▸ **提示文**:

センバツでのサイン盗み騒動で、星稜(石川)の林和成監督(43)は、相手の習志野(千葉)小林徹監督(56)に疑念を伝えた際「星稜さんもやっているでしょ」と言われたと主張した。

林監督は報道陣に「やっているわけがない。石川県は県として根絶したから」と言い切った。発言の背景を探ってみた。

星稜といえば、まず92年夏の明徳義塾(高知)戦、松井秀喜の5連続敬遠が思い起こされる。観客席から投げ入れられたメガホンを星稜の選手たちが回収に走った。松井は「相手の作戦なので自分は何も言えない」と涙をこらえた。その姿に賛辞が贈られた。

石川県勢は甲子園優勝がなく、2年生の松井を擁した91年は4強。優勝の機運が高まる中の、翌92年の明徳義塾戦だった。

ただし、石川県高野連の佐々木渉理事長(45)は敬遠騒動とフェアプレーの意識の関連性は感じていないという。「石川県にある、当たり前の伝統です」と明言した。

▸ **演習の構成**:
• a. サイン盗み騒動の記事で、石川県高野連の理事長として名前が挙がっているのは誰ですか?
• b. サイン盗み騒動の記事のうち、「センバツでのサイン盗み騒動で」から「た。その姿に賛辞が贈られた。」までを一字も変えずに書き出してください。
• c. サイン盗み騒動の記事を、最後の文の続きから書き進めてください。

(出典レコード)

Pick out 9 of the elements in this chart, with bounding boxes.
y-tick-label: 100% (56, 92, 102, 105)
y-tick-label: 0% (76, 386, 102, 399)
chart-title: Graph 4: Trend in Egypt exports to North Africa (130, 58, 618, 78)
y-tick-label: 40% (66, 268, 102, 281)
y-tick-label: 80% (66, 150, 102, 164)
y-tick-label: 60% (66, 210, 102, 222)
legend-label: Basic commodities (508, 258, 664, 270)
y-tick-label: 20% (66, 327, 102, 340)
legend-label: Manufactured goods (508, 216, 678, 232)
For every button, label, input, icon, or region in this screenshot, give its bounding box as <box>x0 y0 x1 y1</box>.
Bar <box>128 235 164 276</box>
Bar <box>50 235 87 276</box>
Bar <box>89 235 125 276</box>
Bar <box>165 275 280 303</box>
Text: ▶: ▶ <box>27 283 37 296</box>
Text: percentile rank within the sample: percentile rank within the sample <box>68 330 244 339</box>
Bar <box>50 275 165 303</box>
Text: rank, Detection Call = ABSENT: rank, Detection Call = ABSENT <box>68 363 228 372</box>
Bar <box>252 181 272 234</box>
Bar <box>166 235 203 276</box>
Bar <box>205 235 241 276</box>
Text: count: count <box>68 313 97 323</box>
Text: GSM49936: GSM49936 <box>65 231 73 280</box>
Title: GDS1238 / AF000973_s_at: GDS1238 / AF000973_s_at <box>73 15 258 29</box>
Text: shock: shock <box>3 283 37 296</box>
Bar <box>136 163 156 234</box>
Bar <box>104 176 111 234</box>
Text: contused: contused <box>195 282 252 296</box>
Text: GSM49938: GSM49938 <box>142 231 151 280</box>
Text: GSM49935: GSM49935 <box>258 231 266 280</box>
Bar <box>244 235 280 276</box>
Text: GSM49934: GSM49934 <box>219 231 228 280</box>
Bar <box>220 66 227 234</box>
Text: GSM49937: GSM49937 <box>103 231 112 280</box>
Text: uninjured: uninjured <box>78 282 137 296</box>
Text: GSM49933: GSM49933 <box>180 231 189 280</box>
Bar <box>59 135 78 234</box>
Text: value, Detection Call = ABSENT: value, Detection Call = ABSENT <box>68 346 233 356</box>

▸ **解答**:
• a. 佐々木渉理事長です。

• b.
センバツでのサイン盗み騒動で、星稜(石川)の林和成監督(43)は、相手の習志野(千葉)小林徹監督(56)に疑念を伝えた際「星稜さんもやっているでしょ」と言われたと主張した。

林監督は報道陣に「やっているわけがない。石川県は県として根絶したから」と言い切った。発言の背景を探ってみた。

星稜といえば、まず92年夏の明徳義塾(高知)戦、松井秀喜の5連続敬遠が思い起こされる。観客席から投げ入れられたメガホンを星稜の選手たちが回収に走った。松井は「相手の作戦なので自分は何も言えない」と涙をこらえた。その姿に賛辞が贈られた。

• c.
同理事長は教員になった99年から石川の高校野球に関わり始めた。「当時から、先生方が言い合っていた。『チームの日本一も大事だけど、石川はマナーの日本一になろう』と」。

★「県全体としてダメなものはダメ」

マナーアップのシステムを確立している。各大会が終わるたび、加盟50校から微細なことでも事例を挙げてもらう。ファクスとメールで、通例30~40校から送られてくる。それを、次の大会前の監督会議や年4回開く責任者会議で、口頭および文書でも通達する。